• _GIVEN EXERCISE_
Search the material for the word "command" and copy each line that holds it.

****************

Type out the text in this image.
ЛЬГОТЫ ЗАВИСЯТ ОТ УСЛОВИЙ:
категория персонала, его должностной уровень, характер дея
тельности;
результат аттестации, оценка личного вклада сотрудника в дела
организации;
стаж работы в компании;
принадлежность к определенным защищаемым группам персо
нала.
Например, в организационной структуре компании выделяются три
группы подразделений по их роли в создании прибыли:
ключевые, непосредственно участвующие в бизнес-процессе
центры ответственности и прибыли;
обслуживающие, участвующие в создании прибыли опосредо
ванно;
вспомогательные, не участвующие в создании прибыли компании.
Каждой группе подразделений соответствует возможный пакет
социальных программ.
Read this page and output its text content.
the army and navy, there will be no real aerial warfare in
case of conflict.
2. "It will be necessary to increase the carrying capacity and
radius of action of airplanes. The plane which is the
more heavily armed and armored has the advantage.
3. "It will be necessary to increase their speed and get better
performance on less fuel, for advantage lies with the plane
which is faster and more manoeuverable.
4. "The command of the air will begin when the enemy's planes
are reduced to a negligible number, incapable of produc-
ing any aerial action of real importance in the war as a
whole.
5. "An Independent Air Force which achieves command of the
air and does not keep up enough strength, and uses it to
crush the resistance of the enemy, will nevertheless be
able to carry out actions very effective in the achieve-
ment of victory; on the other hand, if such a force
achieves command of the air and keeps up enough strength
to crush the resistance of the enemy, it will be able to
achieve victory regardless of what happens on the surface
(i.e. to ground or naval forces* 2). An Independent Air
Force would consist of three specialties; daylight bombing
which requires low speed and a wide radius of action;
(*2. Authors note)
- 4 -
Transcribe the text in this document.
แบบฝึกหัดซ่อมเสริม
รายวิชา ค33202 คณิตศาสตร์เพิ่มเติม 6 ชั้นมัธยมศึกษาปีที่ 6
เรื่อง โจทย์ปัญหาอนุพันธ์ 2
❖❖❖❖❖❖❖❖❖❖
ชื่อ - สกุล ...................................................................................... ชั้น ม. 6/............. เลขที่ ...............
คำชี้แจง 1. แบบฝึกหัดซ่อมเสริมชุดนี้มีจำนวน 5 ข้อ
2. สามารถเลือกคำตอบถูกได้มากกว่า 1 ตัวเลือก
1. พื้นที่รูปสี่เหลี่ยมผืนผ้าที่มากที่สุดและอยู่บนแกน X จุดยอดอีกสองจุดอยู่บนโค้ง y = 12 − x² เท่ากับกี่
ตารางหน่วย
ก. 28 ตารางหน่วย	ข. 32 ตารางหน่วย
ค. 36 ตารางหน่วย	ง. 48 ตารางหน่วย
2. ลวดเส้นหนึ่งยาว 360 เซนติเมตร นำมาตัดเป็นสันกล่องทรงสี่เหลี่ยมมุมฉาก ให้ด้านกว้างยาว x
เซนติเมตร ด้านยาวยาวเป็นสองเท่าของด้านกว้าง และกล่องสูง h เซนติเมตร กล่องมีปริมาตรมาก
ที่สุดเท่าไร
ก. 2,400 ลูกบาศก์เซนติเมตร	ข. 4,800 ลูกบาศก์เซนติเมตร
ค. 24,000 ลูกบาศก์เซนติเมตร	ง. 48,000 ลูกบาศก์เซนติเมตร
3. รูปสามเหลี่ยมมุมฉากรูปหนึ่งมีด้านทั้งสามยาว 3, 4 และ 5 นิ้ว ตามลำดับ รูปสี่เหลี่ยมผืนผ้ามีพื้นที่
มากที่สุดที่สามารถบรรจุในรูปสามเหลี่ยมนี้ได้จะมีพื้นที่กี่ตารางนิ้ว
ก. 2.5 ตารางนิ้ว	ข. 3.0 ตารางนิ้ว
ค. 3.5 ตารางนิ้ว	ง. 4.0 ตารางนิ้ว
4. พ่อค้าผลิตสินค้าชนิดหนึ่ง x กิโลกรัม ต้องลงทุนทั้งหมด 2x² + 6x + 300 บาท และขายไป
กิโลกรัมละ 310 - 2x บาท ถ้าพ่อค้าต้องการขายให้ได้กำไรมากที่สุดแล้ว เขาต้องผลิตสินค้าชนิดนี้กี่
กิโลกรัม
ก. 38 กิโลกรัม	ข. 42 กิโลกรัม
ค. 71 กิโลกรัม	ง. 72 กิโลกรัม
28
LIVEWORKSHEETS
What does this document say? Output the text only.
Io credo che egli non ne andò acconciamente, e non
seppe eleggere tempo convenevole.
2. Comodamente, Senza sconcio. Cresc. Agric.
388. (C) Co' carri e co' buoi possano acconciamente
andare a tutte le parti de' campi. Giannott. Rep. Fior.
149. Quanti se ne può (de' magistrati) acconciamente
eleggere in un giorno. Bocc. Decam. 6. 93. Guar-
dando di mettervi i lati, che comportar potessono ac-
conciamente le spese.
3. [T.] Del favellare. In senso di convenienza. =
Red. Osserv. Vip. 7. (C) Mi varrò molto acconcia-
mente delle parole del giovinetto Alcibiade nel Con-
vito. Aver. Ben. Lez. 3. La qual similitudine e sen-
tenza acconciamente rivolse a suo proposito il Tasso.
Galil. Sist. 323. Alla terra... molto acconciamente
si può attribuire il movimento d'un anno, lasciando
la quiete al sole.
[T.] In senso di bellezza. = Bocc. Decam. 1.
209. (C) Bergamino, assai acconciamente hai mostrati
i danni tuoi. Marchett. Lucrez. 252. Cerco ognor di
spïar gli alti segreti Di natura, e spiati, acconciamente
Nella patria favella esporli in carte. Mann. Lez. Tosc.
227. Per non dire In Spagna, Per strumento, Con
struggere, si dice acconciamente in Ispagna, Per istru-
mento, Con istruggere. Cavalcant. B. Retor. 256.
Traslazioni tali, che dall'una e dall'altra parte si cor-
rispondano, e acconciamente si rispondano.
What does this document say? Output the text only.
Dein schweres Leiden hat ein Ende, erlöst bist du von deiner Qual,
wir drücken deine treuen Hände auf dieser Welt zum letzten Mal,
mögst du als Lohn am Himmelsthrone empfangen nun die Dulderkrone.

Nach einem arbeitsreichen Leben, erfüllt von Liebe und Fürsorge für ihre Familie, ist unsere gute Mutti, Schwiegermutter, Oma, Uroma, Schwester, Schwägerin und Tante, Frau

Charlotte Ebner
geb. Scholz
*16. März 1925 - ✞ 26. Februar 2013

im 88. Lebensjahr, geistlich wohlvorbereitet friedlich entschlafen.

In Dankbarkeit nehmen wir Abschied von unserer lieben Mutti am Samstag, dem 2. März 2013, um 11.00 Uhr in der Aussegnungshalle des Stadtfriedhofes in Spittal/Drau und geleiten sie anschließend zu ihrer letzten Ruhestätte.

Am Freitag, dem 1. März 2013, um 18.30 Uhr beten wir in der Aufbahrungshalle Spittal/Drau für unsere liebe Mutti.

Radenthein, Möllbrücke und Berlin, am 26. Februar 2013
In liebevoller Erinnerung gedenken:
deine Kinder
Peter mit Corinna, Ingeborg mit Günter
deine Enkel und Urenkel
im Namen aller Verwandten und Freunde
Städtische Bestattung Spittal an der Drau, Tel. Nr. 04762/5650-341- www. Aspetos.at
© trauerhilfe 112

****************

• _TASK SOLUTION_
4. "The command of the air will begin when the enemy's planes
5. "An Independent Air Force which achieves command of the
achieves command of the air and keeps up enough strength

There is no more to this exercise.